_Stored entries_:
+-------+

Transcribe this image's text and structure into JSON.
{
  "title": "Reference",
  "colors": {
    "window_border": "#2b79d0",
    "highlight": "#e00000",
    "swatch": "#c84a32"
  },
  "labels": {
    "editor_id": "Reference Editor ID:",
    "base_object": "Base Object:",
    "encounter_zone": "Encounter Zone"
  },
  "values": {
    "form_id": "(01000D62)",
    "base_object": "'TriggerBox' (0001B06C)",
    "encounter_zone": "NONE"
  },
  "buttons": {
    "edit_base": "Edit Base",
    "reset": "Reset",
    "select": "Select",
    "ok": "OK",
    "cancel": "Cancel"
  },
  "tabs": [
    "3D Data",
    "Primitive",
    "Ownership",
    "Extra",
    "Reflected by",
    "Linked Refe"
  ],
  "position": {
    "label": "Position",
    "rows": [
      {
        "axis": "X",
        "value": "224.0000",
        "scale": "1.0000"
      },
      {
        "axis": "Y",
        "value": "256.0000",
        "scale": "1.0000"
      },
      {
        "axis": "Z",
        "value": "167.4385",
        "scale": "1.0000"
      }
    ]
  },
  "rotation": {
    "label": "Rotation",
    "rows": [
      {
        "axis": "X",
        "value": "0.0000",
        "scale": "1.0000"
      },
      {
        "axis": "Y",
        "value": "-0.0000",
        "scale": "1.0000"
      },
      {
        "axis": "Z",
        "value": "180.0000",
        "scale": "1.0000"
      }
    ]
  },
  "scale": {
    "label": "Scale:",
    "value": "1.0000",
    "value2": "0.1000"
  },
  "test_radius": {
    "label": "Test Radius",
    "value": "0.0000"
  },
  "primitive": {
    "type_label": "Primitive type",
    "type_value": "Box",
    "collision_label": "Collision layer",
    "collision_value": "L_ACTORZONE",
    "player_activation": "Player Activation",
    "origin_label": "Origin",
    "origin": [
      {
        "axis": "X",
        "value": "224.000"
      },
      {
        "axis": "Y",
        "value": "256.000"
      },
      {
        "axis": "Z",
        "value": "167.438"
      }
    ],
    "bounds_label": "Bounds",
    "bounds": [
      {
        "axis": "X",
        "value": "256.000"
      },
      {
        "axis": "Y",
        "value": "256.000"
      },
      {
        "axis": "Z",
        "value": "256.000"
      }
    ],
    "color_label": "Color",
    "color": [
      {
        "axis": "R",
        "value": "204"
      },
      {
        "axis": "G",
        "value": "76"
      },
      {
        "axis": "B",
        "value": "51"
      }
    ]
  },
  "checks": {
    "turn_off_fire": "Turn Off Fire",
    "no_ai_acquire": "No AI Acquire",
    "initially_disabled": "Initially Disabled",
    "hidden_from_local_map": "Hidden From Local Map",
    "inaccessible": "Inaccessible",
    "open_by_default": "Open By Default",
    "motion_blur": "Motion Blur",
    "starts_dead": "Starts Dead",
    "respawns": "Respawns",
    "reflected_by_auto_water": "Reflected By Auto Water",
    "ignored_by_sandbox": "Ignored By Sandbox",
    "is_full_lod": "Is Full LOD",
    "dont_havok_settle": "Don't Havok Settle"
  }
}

+-------+

_Problem description_: Go through the records above and set each one down exactly, please.

_Answer to this problem_:
Transcribe this image's text and structure into JSON.
{
  "title": "Reference",
  "colors": {
    "window_border": "#2b79d0",
    "highlight": "#e00000",
    "swatch": "#c84a32"
  },
  "labels": {
    "editor_id": "Reference Editor ID:",
    "base_object": "Base Object:",
    "encounter_zone": "Encounter Zone"
  },
  "values": {
    "form_id": "(01000D62)",
    "base_object": "'TriggerBox' (0001B06C)",
    "encounter_zone": "NONE"
  },
  "buttons": {
    "edit_base": "Edit Base",
    "reset": "Reset",
    "select": "Select",
    "ok": "OK",
    "cancel": "Cancel"
  },
  "tabs": [
    "3D Data",
    "Primitive",
    "Ownership",
    "Extra",
    "Reflected by",
    "Linked Refe"
  ],
  "position": {
    "label": "Position",
    "rows": [
      {
        "axis": "X",
        "value": "224.0000",
        "scale": "1.0000"
      },
      {
        "axis": "Y",
        "value": "256.0000",
        "scale": "1.0000"
      },
      {
        "axis": "Z",
        "value": "167.4385",
        "scale": "1.0000"
      }
    ]
  },
  "rotation": {
    "label": "Rotation",
    "rows": [
      {
        "axis": "X",
        "value": "0.0000",
        "scale": "1.0000"
      },
      {
        "axis": "Y",
        "value": "-0.0000",
        "scale": "1.0000"
      },
      {
        "axis": "Z",
        "value": "180.0000",
        "scale": "1.0000"
      }
    ]
  },
  "scale": {
    "label": "Scale:",
    "value": "1.0000",
    "value2": "0.1000"
  },
  "test_radius": {
    "label": "Test Radius",
    "value": "0.0000"
  },
  "primitive": {
    "type_label": "Primitive type",
    "type_value": "Box",
    "collision_label": "Collision layer",
    "collision_value": "L_ACTORZONE",
    "player_activation": "Player Activation",
    "origin_label": "Origin",
    "origin": [
      {
        "axis": "X",
        "value": "224.000"
      },
      {
        "axis": "Y",
        "value": "256.000"
      },
      {
        "axis": "Z",
        "value": "167.438"
      }
    ],
    "bounds_label": "Bounds",
    "bounds": [
      {
        "axis": "X",
        "value": "256.000"
      },
      {
        "axis": "Y",
        "value": "256.000"
      },
      {
        "axis": "Z",
        "value": "256.000"
      }
    ],
    "color_label": "Color",
    "color": [
      {
        "axis": "R",
        "value": "204"
      },
      {
        "axis": "G",
        "value": "76"
      },
      {
        "axis": "B",
        "value": "51"
      }
    ]
  },
  "checks": {
    "turn_off_fire": "Turn Off Fire",
    "no_ai_acquire": "No AI Acquire",
    "initially_disabled": "Initially Disabled",
    "hidden_from_local_map": "Hidden From Local Map",
    "inaccessible": "Inaccessible",
    "open_by_default": "Open By Default",
    "motion_blur": "Motion Blur",
    "starts_dead": "Starts Dead",
    "respawns": "Respawns",
    "reflected_by_auto_water": "Reflected By Auto Water",
    "ignored_by_sandbox": "Ignored By Sandbox",
    "is_full_lod": "Is Full LOD",
    "dont_havok_settle": "Don't Havok Settle"
  }
}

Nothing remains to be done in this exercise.